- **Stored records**

-----

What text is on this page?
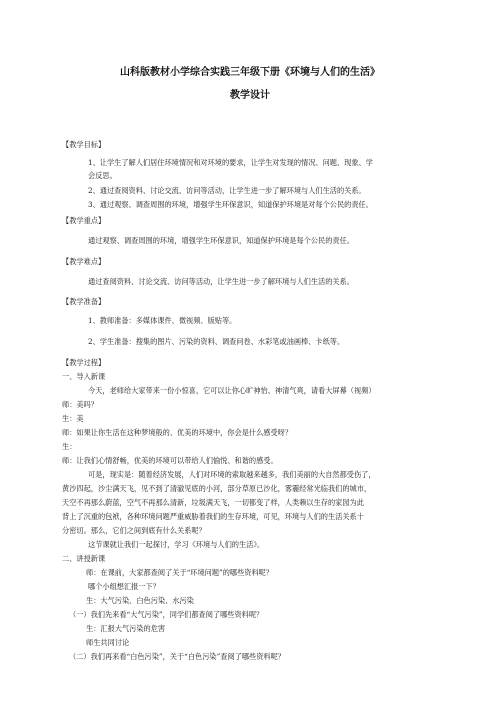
山科版教材小学综合实践三年级下册《环境与人们的生活》
教学设计
【教学目标】
1、让学生了解人们居住环境情况和对环境的要求，让学生对发现的情况、问题、现象、学
会反思。
2、通过查阅资料、讨论交流、访问等活动，让学生进一步了解环境与人们生活的关系。
3、通过观察、调查周围的环境，增强学生环保意识，知道保护环境是对每个公民的责任。
【教学重点】
通过观察、调查周围的环境，增强学生环保意识，知道保护环境是每个公民的责任。
【教学难点】
通过查阅资料、讨论交流、访问等活动，让学生进一步了解环境与人们生活的关系。
【教学准备】
1、教师准备：多媒体课件、微视频、版贴等。
2、学生准备：搜集的图片、污染的资料、调查问卷、水彩笔或油画棒、卡纸等。
【教学过程】
一、导入新课
今天，老师给大家带来一份小惊喜，它可以让你心旷神怡、神清气爽，请看大屏幕（视频）
师：美吗？
生：美
师：如果让你生活在这种梦境般的、优美的环境中，你会是什么感受呀？
生：
师：让我们心情舒畅，优美的环境可以带给人们愉悦、和谐的感受。
可是，现实是：随着经济发展，人们对环境的索取越来越多，我们美丽的大自然都受伤了，
黄沙四起，沙尘满天飞，见不到了清澈见底的小河，部分草原已沙化，雾霾经常光临我们的城市，
天空不再那么蔚蓝，空气不再那么清新，垃圾满天飞，一切都变了样，人类赖以生存的家园为此
背上了沉重的包袱，各种环境问题严重威胁着我们的生存环境，可见，环境与人们的生活关系十
分密切。那么，它们之间到底有什么关系呢？
这节课就让我们一起探讨，学习《环境与人们的生活》。
二、讲授新课
师：在课前，大家都查阅了关于“环境问题”的哪些资料呢？
哪个小组想汇报一下？
生：大气污染、白色污染、水污染
（一）我们先来看“大气污染”，同学们都查阅了哪些资料呢？
生：汇报大气污染的危害
师生共同讨论
（二）我们再来看“白色污染”，关于“白色污染”查阅了哪些资料呢？
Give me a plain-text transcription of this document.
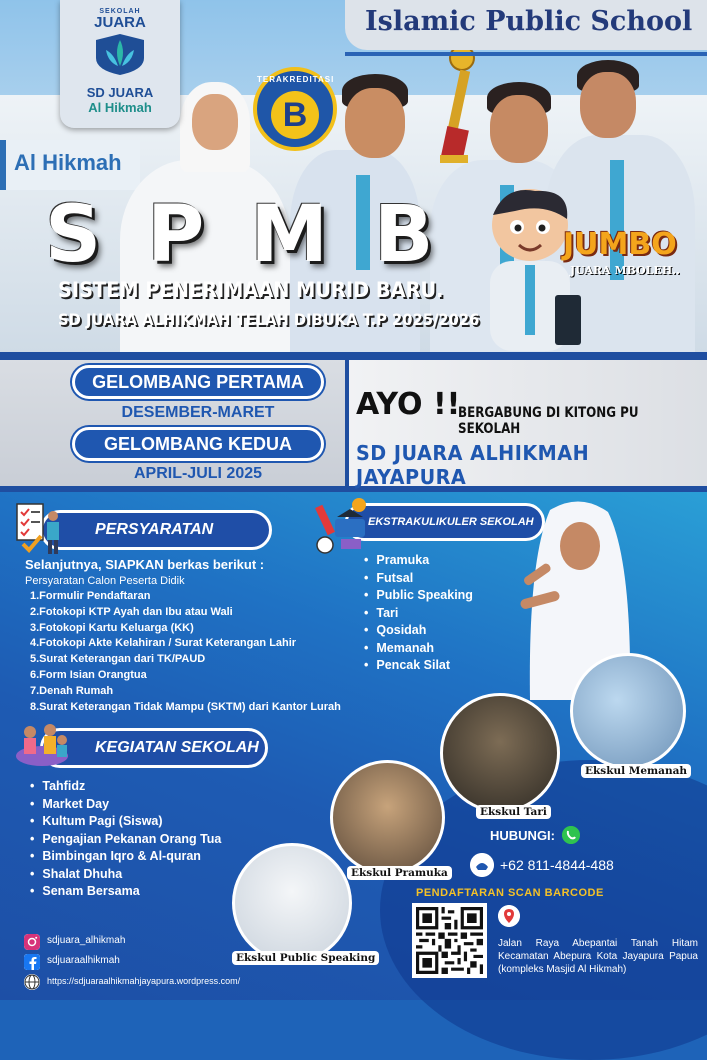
Al Hikmah
SEKOLAH
JUARA
SD JUARA
Al Hikmah
Islamic Public School
TERAKREDITASI
B
SPMB
SISTEM PENERIMAAN MURID BARU.
SD JUARA ALHIKMAH TELAH DIBUKA T.P 2025/2026
JUMBO
JUARA MBOLEH..
GELOMBANG PERTAMA
DESEMBER-MARET
GELOMBANG KEDUA
APRIL-JULI 2025
AYO !!
BERGABUNG DI KITONG PU SEKOLAH
SD JUARA ALHIKMAH JAYAPURA
PERSYARATAN
Selanjutnya, SIAPKAN berkas berikut :
Persyaratan Calon Peserta Didik
1.Formulir Pendaftaran
2.Fotokopi KTP Ayah dan Ibu atau Wali
3.Fotokopi Kartu Keluarga (KK)
4.Fotokopi Akte Kelahiran / Surat Keterangan Lahir
5.Surat Keterangan dari TK/PAUD
6.Form Isian Orangtua
7.Denah Rumah
8.Surat Keterangan Tidak Mampu (SKTM) dari Kantor Lurah
KEGIATAN SEKOLAH
• Tahfidz
• Market Day
• Kultum Pagi (Siswa)
• Pengajian Pekanan Orang Tua
• Bimbingan Iqro & Al-quran
• Shalat Dhuha
• Senam Bersama
EKSTRAKULIKULER SEKOLAH
• Pramuka
• Futsal
• Public Speaking
• Tari
• Qosidah
• Memanah
• Pencak Silat
Ekskul Memanah
Ekskul Tari
Ekskul Pramuka
Ekskul Public Speaking
HUBUNGI:
+62 811-4844-488
PENDAFTARAN SCAN BARCODE
Jalan Raya Abepantai Tanah Hitam Kecamatan Abepura Kota Jayapura Papua (kompleks Masjid Al Hikmah)
sdjuara_alhikmah
sdjuaraalhikmah
https://sdjuaraalhikmahjayapura.wordpress.com/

-----

- **REQUIREMENT**
Gather and copy every line of the data in which the string "增强学生环保意识" is found.

- **THE REPLY**
3、通过观察、调查周围的环境，增强学生环保意识，知道保护环境是对每个公民的责任。
通过观察、调查周围的环境，增强学生环保意识，知道保护环境是每个公民的责任。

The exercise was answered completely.